JOB → What lines of the data include the string "Registered"? Copy them all.

Stored records:

[Start]

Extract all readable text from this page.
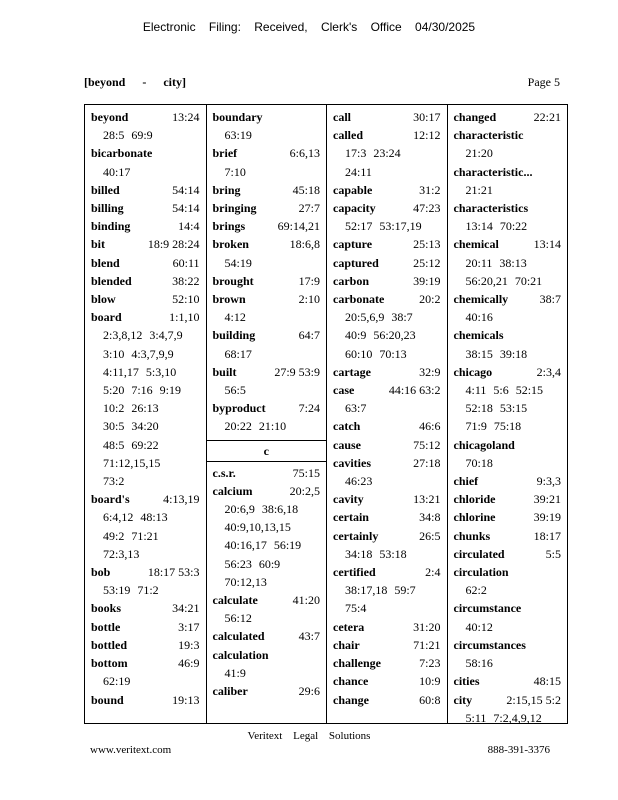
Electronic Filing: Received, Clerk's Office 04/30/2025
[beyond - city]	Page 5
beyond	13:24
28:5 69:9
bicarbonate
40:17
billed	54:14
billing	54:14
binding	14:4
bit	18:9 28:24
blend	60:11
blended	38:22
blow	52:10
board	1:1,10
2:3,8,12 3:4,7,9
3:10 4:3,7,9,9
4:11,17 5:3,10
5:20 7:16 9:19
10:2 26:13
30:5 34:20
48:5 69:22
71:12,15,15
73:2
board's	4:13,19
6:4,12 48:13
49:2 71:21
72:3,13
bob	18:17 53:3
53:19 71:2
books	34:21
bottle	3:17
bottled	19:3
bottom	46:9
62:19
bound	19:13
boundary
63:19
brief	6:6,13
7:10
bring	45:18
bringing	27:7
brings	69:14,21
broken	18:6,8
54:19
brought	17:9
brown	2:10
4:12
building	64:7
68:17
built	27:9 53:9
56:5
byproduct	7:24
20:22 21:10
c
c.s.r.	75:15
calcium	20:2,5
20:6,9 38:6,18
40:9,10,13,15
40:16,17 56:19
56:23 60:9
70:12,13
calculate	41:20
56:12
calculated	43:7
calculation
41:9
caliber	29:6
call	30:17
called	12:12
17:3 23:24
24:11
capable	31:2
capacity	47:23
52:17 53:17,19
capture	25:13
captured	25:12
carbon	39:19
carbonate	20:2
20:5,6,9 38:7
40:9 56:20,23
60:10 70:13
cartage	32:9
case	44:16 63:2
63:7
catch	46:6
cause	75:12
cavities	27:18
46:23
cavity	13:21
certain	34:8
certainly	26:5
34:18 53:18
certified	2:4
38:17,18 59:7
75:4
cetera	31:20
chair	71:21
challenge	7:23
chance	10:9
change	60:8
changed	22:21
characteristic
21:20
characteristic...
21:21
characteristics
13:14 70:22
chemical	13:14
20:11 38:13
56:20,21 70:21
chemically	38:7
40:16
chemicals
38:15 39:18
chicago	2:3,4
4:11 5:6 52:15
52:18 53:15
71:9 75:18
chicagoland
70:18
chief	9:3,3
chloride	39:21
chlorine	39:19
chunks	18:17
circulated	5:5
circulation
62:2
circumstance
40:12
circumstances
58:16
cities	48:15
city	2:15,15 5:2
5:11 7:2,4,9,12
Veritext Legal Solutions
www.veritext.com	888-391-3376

[End]
[Start]

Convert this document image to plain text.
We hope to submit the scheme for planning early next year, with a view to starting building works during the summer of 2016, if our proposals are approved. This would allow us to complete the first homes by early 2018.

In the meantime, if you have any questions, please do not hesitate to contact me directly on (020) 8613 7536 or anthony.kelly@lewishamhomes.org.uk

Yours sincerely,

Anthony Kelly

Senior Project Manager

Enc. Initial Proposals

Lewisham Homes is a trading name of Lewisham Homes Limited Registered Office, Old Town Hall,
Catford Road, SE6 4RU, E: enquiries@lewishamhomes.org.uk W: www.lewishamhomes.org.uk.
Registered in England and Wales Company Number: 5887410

[End]

REPLY →
Lewisham Homes is a trading name of Lewisham Homes Limited Registered Office, Old Town Hall,
Registered in England and Wales Company Number: 5887410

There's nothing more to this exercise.